STATED EXERCISE -> Your answer should be a single number: the count of lines containing the string "noise".

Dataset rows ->
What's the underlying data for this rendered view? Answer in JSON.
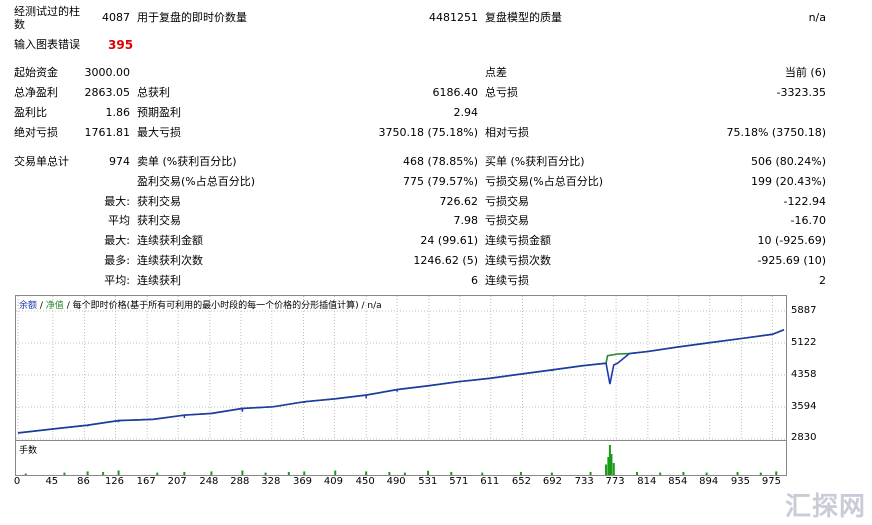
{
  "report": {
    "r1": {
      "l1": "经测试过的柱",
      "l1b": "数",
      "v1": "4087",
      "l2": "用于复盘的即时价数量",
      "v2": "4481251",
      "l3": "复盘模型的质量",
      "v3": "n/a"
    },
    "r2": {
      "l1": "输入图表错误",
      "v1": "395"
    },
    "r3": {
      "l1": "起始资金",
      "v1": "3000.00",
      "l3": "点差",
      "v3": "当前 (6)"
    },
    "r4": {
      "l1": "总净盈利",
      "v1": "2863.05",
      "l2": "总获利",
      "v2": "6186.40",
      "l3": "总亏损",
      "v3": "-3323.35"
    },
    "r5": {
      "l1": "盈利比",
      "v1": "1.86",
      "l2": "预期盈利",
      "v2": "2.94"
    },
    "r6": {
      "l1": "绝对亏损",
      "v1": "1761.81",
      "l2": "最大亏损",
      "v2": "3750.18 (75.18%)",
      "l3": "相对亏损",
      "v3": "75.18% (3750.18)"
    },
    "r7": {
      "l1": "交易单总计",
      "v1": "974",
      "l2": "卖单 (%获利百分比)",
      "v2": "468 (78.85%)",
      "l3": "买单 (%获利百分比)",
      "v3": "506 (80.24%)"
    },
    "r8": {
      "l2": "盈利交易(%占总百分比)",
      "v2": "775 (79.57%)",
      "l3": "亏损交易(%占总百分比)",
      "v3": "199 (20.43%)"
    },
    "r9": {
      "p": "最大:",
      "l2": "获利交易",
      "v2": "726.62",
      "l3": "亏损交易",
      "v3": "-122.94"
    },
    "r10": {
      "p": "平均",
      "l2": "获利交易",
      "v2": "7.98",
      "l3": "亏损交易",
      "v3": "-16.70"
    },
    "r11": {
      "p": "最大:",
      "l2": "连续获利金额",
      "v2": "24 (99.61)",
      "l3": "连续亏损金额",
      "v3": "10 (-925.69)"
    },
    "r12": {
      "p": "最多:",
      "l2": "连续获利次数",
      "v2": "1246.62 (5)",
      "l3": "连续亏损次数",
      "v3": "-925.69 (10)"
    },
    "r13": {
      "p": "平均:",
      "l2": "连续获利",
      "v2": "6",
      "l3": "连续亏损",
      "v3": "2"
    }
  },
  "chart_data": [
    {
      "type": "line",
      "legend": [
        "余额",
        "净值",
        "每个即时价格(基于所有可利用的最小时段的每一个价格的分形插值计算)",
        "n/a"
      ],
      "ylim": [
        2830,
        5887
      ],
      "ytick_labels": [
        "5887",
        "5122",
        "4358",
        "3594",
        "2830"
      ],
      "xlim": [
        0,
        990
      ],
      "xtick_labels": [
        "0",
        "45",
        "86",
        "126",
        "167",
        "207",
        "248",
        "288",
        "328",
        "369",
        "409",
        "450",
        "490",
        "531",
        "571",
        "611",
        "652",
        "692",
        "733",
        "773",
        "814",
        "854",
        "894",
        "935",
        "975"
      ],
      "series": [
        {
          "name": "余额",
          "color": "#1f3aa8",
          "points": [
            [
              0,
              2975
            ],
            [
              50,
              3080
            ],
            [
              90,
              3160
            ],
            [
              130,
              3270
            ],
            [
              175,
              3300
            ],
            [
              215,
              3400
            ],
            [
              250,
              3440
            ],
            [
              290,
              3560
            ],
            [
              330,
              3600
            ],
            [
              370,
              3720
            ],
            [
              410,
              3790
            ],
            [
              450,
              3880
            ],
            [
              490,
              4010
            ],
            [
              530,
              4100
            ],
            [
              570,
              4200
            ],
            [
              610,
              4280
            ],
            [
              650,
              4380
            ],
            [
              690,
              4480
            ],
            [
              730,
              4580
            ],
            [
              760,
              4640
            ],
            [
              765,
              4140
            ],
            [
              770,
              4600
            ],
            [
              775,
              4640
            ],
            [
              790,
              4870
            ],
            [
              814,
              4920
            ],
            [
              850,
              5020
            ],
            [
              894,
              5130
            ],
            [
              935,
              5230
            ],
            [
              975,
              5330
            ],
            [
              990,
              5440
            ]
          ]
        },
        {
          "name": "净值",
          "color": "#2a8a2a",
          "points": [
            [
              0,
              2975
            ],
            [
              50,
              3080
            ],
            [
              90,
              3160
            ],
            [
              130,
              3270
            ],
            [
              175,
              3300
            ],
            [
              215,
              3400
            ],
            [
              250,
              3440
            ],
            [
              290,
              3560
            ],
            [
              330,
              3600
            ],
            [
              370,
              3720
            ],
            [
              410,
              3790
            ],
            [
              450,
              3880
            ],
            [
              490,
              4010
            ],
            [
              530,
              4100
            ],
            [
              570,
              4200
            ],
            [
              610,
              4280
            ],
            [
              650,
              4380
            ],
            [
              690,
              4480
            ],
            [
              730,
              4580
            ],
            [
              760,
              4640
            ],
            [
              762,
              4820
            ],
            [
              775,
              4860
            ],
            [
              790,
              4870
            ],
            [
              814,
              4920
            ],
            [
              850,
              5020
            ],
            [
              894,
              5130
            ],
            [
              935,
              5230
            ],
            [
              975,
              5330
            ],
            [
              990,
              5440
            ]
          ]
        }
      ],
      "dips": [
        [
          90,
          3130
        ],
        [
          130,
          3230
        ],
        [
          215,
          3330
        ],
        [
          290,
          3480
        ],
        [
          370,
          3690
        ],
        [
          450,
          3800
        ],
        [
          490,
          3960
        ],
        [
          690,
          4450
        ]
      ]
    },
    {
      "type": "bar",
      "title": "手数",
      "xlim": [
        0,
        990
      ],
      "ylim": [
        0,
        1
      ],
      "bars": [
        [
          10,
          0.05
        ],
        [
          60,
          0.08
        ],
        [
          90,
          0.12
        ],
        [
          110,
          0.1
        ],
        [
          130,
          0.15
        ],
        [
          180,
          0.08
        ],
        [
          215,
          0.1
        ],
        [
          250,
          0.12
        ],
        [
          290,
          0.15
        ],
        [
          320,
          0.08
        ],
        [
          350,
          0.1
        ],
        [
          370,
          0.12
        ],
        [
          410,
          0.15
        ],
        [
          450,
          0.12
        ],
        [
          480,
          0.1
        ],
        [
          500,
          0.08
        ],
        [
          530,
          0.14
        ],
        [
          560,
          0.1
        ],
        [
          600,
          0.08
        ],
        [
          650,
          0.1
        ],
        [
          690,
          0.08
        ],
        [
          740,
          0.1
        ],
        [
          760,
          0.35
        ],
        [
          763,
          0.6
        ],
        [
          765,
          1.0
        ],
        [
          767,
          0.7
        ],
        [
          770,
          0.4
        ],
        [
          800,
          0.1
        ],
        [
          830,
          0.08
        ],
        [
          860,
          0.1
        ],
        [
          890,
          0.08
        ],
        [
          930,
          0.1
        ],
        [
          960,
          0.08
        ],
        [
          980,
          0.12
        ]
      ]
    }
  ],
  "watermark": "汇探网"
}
--
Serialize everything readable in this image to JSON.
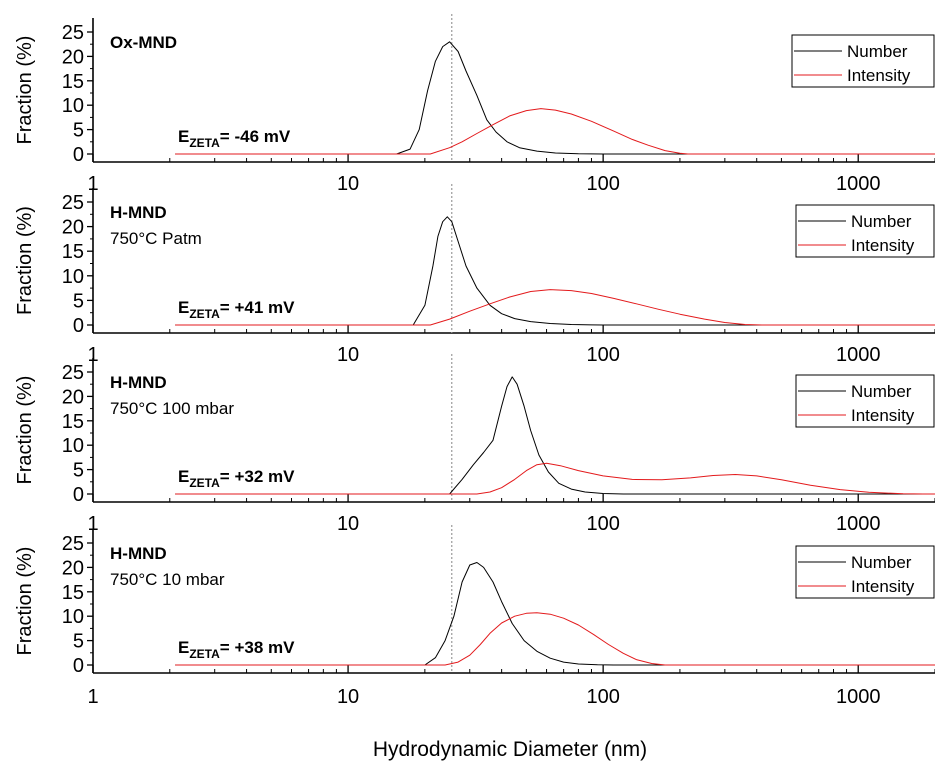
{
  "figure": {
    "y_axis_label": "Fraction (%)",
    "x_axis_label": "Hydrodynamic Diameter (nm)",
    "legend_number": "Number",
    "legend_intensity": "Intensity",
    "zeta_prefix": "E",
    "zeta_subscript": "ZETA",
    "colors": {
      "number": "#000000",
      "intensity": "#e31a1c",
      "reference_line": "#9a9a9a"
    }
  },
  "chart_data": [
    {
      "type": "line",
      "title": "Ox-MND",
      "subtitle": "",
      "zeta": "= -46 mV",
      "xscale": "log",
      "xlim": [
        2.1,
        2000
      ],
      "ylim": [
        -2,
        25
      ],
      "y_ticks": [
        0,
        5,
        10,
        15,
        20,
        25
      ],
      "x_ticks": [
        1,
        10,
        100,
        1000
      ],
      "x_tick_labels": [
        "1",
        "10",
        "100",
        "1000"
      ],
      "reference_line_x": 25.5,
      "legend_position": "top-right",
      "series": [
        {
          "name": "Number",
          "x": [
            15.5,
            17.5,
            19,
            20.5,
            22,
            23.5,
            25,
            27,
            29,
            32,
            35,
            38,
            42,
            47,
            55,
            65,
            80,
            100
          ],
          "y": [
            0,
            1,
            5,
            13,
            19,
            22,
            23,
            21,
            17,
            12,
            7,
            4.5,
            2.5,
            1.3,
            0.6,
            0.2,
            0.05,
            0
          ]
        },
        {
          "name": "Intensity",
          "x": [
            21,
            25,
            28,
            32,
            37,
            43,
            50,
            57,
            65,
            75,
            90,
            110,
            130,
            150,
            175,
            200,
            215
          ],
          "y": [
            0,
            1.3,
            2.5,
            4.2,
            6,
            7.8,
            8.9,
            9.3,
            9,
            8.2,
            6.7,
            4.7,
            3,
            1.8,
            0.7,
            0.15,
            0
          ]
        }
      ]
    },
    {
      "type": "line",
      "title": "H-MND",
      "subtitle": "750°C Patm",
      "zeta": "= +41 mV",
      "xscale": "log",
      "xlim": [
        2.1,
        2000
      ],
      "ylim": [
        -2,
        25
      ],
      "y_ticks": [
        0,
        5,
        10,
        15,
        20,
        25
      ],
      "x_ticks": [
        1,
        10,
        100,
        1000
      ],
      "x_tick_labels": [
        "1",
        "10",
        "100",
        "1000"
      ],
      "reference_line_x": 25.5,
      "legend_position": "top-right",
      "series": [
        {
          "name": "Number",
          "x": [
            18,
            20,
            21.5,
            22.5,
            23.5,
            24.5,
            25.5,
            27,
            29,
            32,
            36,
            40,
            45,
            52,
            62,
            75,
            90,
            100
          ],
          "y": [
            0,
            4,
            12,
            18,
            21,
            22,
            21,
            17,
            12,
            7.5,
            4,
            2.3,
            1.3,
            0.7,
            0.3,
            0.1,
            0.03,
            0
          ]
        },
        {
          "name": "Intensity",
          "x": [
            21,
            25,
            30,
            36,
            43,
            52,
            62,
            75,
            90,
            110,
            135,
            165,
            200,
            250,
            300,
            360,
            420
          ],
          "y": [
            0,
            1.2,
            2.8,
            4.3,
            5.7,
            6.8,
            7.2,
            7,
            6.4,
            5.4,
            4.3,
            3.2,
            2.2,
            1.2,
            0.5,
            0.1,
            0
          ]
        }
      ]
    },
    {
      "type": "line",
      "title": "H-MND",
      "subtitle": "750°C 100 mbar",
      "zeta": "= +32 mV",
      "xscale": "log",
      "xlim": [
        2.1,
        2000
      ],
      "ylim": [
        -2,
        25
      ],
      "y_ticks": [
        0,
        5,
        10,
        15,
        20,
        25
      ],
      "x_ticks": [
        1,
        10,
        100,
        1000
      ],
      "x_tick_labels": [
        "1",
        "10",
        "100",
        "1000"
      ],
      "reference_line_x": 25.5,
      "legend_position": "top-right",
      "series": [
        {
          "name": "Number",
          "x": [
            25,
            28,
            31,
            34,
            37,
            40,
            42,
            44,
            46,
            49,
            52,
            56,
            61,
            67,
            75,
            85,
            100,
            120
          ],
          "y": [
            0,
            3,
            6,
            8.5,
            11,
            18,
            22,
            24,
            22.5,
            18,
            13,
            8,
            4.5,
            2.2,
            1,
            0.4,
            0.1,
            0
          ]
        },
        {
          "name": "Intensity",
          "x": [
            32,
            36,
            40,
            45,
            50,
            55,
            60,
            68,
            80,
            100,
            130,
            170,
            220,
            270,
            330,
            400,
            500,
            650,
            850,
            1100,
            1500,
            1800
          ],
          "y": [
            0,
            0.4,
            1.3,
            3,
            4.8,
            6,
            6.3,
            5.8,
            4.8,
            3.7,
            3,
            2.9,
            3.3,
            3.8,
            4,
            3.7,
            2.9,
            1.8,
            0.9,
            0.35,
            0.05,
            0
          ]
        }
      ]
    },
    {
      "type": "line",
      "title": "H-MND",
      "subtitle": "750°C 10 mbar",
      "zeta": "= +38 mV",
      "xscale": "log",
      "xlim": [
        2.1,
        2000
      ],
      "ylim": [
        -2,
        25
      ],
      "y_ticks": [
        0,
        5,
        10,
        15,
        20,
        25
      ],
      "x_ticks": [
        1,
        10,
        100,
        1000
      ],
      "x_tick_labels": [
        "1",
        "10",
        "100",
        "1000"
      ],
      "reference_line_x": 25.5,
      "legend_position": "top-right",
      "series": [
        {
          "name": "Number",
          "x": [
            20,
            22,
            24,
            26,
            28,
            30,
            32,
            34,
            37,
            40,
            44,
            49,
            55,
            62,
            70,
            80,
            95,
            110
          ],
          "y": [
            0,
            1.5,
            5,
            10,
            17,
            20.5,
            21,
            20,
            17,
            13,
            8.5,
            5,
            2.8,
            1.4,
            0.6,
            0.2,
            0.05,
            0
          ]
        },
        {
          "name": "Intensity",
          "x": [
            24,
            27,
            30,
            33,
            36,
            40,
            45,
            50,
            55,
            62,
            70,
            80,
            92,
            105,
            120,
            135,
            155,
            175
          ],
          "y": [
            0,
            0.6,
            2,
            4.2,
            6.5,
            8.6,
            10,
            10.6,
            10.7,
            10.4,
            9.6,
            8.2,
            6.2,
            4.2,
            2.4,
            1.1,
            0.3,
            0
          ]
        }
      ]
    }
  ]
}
--
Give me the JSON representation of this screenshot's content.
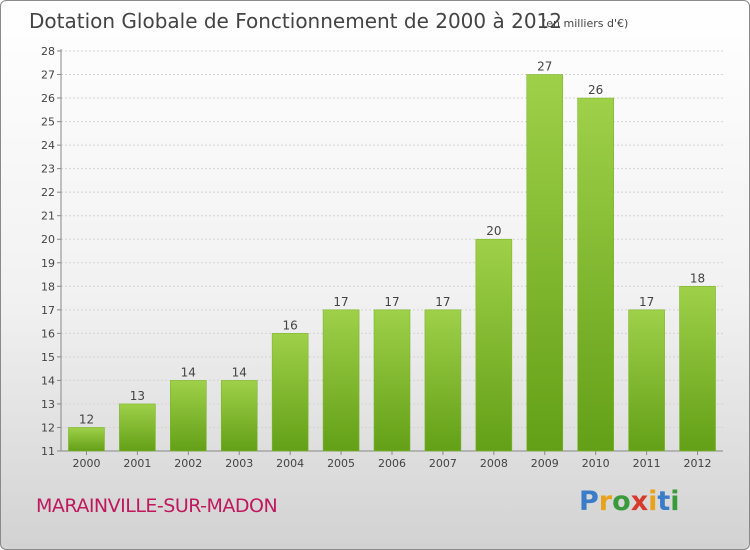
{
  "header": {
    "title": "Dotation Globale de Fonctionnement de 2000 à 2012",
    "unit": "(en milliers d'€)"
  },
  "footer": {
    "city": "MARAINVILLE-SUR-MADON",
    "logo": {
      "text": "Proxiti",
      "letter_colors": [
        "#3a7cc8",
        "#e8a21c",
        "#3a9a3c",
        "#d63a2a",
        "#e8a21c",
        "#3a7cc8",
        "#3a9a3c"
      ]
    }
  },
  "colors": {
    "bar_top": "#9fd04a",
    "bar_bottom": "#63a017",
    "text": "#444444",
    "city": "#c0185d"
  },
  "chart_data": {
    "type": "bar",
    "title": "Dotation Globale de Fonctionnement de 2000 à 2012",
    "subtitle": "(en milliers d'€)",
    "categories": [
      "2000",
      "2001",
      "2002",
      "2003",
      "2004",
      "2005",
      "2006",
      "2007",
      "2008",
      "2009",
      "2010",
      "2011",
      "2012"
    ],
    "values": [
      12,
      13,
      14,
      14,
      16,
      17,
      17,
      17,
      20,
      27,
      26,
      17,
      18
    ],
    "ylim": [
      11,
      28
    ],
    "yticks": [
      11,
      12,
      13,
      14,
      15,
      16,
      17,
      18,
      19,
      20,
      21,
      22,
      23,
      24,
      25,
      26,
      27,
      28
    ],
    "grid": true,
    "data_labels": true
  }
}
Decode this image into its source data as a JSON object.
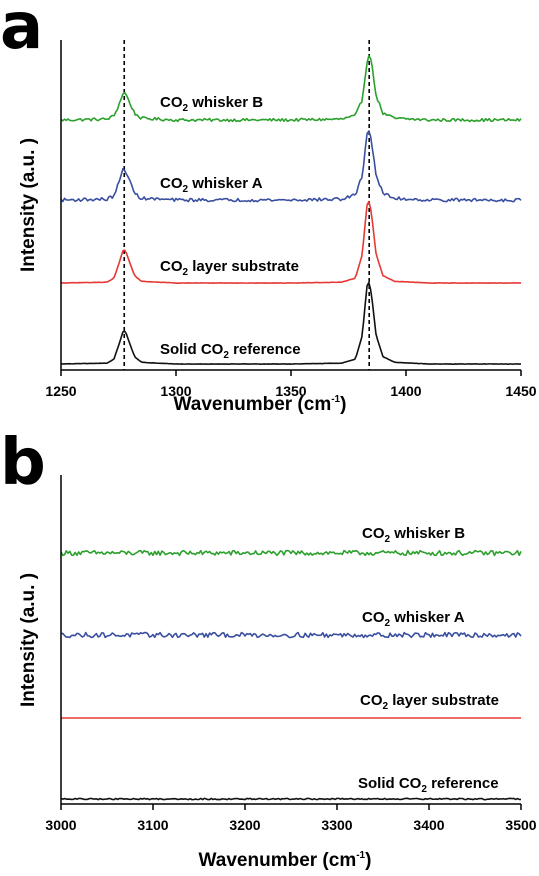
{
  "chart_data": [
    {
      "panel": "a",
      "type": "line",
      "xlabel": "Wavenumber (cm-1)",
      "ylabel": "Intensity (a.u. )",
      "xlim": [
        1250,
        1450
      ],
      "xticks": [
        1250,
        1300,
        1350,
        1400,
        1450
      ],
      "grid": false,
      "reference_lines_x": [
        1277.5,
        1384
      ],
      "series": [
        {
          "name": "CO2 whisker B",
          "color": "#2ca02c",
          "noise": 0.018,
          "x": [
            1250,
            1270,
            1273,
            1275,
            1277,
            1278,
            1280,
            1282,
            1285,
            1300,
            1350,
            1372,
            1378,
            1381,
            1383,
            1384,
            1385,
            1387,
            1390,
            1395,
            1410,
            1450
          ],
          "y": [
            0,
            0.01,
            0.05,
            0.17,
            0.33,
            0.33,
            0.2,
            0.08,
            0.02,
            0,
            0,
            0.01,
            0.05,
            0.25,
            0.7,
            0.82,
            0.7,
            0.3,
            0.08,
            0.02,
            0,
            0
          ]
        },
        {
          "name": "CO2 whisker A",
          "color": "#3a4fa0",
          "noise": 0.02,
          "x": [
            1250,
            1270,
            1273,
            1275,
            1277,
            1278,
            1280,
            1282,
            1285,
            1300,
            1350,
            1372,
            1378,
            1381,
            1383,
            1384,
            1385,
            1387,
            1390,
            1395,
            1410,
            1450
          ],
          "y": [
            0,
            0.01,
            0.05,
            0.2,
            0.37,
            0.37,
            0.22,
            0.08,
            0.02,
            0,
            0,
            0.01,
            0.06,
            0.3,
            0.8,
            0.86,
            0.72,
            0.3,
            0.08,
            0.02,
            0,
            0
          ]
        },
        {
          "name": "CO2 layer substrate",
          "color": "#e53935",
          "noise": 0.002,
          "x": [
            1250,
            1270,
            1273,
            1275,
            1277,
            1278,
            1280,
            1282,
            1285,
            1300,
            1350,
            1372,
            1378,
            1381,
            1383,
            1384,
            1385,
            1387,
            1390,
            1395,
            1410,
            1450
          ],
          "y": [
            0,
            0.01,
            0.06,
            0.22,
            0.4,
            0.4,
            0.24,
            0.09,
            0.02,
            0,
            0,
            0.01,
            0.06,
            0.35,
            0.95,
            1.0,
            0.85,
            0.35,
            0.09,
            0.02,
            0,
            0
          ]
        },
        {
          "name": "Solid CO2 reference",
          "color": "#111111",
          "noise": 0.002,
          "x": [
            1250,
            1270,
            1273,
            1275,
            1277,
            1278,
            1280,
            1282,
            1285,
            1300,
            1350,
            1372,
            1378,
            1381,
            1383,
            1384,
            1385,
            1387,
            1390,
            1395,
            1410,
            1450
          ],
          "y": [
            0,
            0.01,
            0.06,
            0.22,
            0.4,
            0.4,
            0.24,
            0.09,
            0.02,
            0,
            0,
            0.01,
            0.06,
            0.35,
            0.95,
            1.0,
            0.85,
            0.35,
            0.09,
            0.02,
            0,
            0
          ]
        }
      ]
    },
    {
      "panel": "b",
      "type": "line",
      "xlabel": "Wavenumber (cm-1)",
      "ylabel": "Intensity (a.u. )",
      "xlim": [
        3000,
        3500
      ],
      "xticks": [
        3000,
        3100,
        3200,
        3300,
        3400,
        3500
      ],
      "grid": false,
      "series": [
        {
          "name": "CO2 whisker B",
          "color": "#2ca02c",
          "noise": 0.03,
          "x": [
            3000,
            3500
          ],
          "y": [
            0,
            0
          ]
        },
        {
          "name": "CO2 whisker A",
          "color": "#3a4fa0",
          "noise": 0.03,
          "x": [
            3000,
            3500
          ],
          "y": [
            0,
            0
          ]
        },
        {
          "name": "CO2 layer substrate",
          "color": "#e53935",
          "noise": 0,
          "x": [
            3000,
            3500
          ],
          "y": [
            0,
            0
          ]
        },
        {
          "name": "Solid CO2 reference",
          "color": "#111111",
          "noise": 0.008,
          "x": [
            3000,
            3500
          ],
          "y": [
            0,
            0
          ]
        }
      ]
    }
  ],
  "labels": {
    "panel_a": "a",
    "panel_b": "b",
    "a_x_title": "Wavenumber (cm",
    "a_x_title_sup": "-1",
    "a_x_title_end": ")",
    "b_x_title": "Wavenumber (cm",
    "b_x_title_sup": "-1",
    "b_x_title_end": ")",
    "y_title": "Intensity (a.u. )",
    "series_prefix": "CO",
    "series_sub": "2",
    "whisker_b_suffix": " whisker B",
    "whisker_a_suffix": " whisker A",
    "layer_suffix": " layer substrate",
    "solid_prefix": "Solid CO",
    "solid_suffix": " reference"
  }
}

FULL RESPONSE -> 8